Dokumentabschnitt
▬▬▬▬▬▬
Innere und äußere Barrieren überwinden

Tatsächlich ist der Mangel an barrierefreien Beratungs- und Unterstützungseinrichtungen für gewaltbetroffene Frauen mit Behinderung und Beeinträchtigung aber nur die eine Seite der Medaille. Studien zeigen, dass sich diese Zielgruppe nur verhältnismäßig selten an Hilfsangebote wendet – das ist die andere Seite. "Frauen mit Behinderung erleben zwei bis dreimal häufiger körperliche, psychische und sexuelle Gewalt als Frauen ohne Behinderung", weiß Lysann Häusler, Fachbereichsleiterin beim Hilfetelefon "Gewalt gegen Frauen". Entsprechend müsste die Nachfrage nach Beratung in diesem Bereich eigentlich viel höher sein. Das dem nicht so ist, hat laut Lysann Häusler insbesondere strukturelle Gründe. "Viele Frauen mit Behinderung wissen nicht, dass sie bei Grenzüberschreitungen und Gewalt überhaupt einen Anspruch auf Unterstützung haben – geschweige denn, dass sie wissen, wie sie eine Beratungsstelle erreichen können, oder dass diese Angebote kostenfrei sind", so die Fachbereichsleiterin. Um Menschen mit Behinderung den Zugang zu Hilfe zu erleichtern, setzt sie vor allem auf gesamtgesellschaftliche Inklusion und Prävention. "So lange sich Menschen mit Behinderung ein Stück weit ‚verstecken’ müssen, weil sie sich den Anforderungen der Gesellschaft nicht gewachsen fühlen, ist der Weg aus der Isolation schwer", so Häusler. "Darum müssen wir die Bedarfe von Menschen mit Behinderung konsequent mitdenken und Zugänge niedrigschwellig gestalten."
▬▬▬▬▬▬
Gegebene Daten
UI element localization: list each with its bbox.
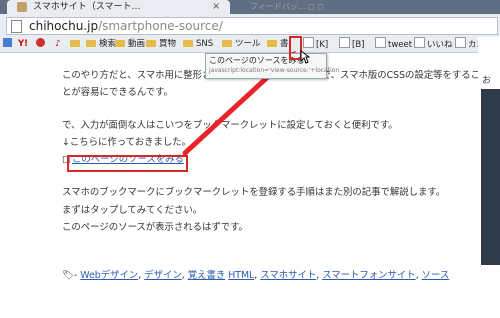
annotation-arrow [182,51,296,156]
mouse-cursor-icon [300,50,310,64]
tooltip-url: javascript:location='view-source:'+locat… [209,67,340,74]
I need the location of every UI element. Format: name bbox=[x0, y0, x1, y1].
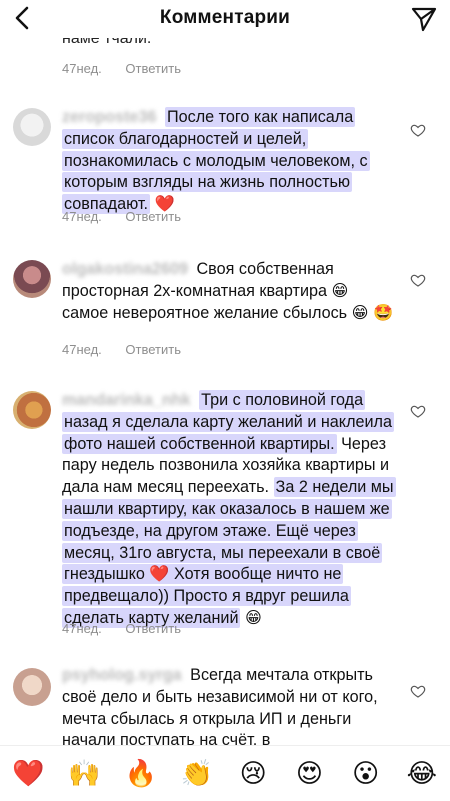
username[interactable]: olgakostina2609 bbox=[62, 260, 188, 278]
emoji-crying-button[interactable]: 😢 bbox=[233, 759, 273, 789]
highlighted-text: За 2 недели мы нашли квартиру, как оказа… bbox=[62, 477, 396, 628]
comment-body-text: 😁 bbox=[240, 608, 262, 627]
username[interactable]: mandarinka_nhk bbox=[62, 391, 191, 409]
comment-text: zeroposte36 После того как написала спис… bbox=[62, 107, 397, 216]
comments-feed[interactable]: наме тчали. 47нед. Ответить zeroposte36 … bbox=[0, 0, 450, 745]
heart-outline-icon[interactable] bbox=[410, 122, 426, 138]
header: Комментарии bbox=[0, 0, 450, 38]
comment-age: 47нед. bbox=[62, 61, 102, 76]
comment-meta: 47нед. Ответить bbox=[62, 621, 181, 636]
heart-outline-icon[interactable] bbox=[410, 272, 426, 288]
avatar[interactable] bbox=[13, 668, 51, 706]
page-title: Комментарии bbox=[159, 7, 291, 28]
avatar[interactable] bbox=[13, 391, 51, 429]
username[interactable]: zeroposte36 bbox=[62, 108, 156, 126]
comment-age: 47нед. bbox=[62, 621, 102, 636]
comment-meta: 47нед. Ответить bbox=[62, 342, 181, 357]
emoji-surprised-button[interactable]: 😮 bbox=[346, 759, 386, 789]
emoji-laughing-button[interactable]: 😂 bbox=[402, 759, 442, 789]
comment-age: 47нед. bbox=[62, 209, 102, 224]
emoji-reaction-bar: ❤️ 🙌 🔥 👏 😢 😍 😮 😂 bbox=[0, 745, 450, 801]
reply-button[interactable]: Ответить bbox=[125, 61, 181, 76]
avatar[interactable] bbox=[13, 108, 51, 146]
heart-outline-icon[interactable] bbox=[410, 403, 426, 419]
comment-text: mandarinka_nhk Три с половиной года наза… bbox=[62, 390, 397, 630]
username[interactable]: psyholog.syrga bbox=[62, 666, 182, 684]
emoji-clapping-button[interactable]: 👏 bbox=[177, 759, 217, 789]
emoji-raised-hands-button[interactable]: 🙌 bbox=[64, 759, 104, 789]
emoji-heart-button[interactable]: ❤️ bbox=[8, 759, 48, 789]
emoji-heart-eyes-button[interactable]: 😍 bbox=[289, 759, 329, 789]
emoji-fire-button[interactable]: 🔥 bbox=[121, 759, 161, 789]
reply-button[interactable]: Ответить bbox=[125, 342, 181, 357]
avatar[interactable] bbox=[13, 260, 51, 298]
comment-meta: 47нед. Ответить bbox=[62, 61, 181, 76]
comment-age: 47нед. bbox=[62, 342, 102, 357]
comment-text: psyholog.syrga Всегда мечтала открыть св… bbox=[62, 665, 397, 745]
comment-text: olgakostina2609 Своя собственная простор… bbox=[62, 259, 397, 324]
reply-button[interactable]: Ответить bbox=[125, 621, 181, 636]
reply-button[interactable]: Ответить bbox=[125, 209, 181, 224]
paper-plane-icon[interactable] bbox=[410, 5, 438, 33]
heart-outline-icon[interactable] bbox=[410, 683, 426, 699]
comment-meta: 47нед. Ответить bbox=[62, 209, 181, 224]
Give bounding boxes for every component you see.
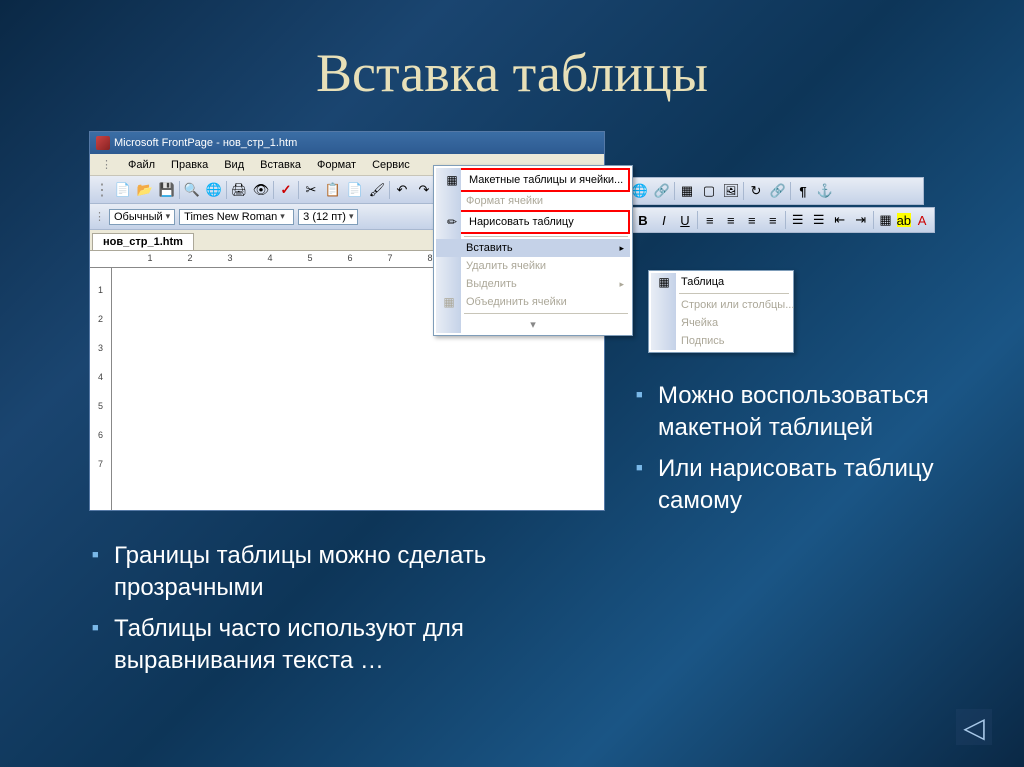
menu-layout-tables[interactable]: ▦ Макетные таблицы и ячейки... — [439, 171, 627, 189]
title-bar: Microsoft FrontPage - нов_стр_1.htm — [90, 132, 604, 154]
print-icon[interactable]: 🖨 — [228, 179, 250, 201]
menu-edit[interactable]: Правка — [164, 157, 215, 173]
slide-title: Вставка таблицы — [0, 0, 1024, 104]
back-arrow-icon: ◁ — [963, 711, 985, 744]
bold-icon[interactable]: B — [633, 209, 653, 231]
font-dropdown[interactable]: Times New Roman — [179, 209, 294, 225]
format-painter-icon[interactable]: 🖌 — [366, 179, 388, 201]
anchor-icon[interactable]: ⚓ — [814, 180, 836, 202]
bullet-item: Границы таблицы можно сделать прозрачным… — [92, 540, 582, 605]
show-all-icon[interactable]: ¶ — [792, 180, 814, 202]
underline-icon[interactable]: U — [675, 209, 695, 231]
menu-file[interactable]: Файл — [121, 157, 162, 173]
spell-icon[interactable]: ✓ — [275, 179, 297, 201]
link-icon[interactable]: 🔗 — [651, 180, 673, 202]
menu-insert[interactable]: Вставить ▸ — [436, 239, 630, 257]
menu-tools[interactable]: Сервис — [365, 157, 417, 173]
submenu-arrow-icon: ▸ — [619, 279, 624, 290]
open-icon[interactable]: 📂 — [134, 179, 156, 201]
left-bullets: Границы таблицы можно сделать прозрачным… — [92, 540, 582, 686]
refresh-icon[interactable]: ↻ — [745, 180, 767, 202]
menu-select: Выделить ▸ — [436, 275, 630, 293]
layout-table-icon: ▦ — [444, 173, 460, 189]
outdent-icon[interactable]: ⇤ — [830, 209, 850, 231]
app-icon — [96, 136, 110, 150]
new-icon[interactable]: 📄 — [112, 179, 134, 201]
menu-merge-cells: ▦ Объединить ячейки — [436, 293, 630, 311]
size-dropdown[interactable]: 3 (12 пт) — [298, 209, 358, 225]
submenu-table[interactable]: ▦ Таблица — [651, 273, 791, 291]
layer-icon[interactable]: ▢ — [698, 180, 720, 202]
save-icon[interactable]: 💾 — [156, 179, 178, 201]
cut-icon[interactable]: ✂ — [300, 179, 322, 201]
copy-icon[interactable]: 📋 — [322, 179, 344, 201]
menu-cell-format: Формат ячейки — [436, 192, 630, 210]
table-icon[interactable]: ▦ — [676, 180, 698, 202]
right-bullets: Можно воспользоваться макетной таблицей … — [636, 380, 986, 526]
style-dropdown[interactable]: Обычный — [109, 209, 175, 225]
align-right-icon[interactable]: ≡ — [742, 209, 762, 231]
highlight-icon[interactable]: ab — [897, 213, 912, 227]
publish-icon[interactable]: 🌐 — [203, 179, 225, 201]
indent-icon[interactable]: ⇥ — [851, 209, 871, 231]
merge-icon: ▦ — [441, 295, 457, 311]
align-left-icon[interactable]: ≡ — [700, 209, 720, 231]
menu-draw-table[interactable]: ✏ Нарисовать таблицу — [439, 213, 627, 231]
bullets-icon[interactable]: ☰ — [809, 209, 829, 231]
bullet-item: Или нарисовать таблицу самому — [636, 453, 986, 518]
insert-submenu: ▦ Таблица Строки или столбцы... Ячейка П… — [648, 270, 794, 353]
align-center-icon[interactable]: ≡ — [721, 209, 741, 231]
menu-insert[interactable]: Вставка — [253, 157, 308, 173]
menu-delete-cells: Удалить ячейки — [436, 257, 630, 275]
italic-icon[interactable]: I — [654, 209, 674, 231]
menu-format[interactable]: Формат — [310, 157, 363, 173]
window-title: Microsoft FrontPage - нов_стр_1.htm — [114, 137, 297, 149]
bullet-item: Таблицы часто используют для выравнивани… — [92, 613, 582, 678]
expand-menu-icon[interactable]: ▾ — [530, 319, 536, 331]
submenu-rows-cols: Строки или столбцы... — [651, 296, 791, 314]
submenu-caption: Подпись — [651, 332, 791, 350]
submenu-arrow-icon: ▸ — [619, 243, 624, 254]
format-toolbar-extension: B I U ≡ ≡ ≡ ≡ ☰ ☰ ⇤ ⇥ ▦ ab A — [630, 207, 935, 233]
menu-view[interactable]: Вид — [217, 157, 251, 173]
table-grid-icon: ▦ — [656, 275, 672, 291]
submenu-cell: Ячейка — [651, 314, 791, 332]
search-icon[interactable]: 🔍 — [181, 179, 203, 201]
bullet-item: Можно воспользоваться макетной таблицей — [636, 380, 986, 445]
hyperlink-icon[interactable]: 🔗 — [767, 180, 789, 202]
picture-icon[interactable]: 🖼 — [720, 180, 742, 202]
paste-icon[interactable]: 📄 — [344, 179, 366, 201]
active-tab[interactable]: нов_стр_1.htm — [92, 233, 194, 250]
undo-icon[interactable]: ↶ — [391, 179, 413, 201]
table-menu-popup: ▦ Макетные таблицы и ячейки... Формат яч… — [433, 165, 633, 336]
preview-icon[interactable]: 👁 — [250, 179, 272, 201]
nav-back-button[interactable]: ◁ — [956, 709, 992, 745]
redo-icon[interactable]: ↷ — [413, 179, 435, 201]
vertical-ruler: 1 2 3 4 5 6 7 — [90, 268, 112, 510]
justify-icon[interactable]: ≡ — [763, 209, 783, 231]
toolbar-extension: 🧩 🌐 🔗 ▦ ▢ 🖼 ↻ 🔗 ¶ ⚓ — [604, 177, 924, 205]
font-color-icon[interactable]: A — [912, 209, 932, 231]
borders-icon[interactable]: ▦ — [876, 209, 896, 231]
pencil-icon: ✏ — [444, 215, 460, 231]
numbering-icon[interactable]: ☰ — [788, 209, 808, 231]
▬▬▬▬▬▬
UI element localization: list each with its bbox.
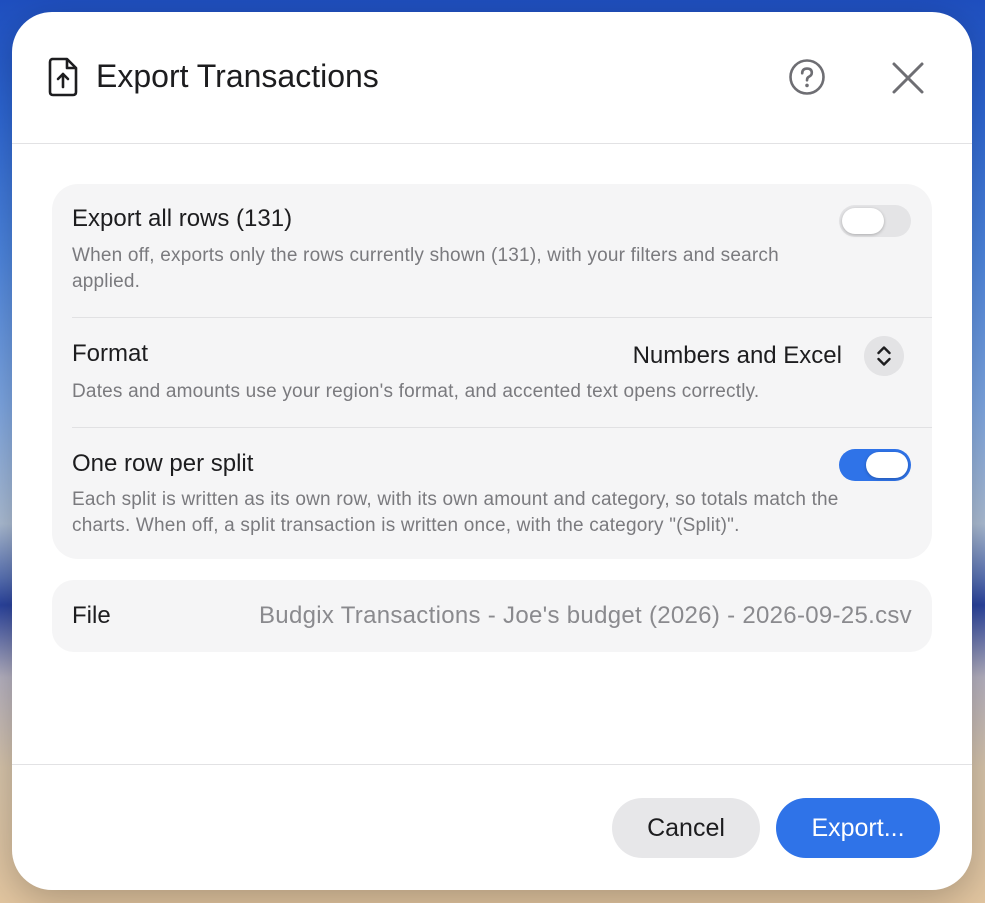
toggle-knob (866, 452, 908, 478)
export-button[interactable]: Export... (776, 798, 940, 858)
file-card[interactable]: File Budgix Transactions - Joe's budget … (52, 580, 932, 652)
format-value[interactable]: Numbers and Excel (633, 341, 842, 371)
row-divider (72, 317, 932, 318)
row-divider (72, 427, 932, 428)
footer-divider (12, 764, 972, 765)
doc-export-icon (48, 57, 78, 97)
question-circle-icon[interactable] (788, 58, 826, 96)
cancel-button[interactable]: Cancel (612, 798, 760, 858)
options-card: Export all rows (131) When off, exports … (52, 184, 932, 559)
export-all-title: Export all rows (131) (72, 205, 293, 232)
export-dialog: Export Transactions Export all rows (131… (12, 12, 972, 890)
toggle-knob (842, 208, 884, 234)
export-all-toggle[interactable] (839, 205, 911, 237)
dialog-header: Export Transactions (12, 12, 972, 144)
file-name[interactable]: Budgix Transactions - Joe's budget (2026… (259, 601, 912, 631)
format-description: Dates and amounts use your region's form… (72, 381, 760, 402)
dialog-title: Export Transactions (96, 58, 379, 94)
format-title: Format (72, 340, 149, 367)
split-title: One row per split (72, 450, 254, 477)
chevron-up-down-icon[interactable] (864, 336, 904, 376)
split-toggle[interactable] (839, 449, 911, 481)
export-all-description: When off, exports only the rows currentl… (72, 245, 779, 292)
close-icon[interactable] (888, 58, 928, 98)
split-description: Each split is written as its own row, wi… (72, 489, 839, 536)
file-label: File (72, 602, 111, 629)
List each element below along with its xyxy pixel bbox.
▬▬▬▬▬▬
Gegebene Aufgabe A
Beantworte die folgenden Fragen zum Dokumentabschnitt über gewaltbetroffene Frauen mit Behinderung:
(i) Wie viel häufiger erleben Frauen mit Behinderung körperliche, psychische und sexuelle Gewalt als Frauen ohne Behinderung?
(ii) Welche Funktion hat Lysann Häusler?
(iii) Worauf setzt Lysann Häusler vor allem, um Menschen mit Behinderung den Zugang zu Hilfe zu erleichtern?
Gegebene Aufgabe B
Führe den Dokumentabschnitt über barrierefreie Hilfe für gewaltbetroffene Frauen mit Behinderung im Anschluss an seinen letzten Satz fort.

Antwort A
(i) Zwei- bis dreimal häufiger.
(ii) Sie ist Fachbereichsleiterin beim Hilfetelefon "Gewalt gegen Frauen".
(iii) Auf gesamtgesellschaftliche Inklusion und Prävention.

Antwort B
 
Dies ist auch für Maya Goltermann eine der zentralen Herausforderungen ihrer Arbeit. "Es ist viel schwieriger, Mädchen und junge Frauen mit Behinderung oder chronischer Erkrankung zu erreichen", berichtet sie. "Viele ziehen eine Hilfesuche schlicht nicht in Betracht, weil körperliche und seelische Grenzverletzungen für sie seit Jahren zum Alltag gehören."
 

Erst Begegnung, dann Beratung

Um gewaltbetroffenen Mädchen und jungen Frauen in NRW einen Zugang zu Beratung zu eröffnen, knüpft das Team von "Mädchen sicher inklusiv" proaktiv Kontakte an alltäglichen Orten ihrer Zielgruppe. "Wir gehen beispielsweise an Förderschulen und bieten dort Empowerment-Workshops an. Dort klären wir über Gewaltformen auf und stellen Möglichkeiten der Hilfe und Unterstützung vor." Erst dann, wenn ein persönlicher Kontakt bestehe, wagten viele Frauen den Schritt in eine Beratungsstelle. Hunderte junger Frauen und Mädchen konnten seit 2015 erreicht und beraten werden. Hätten sie auch den Weg in eine "normale" Beratungsstelle gefunden? Statt zu spekulieren, verweist Maya Goltermann auf Feedback ihrer Klientinnen. "DANKE!", schreibt eine von ihnen. "Danke für ein mich angesprochen und mich gemeint fühlen und dafür, mich hier willkommen zu fühlen – mit allem, was ist oder nicht ist."
 
Bis Dezember 2018 wird "Mädchen sicher inklusiv" durch das Land Nordrhein-Westfalen gefördert. Wie es danach weitergeht, ist noch offen.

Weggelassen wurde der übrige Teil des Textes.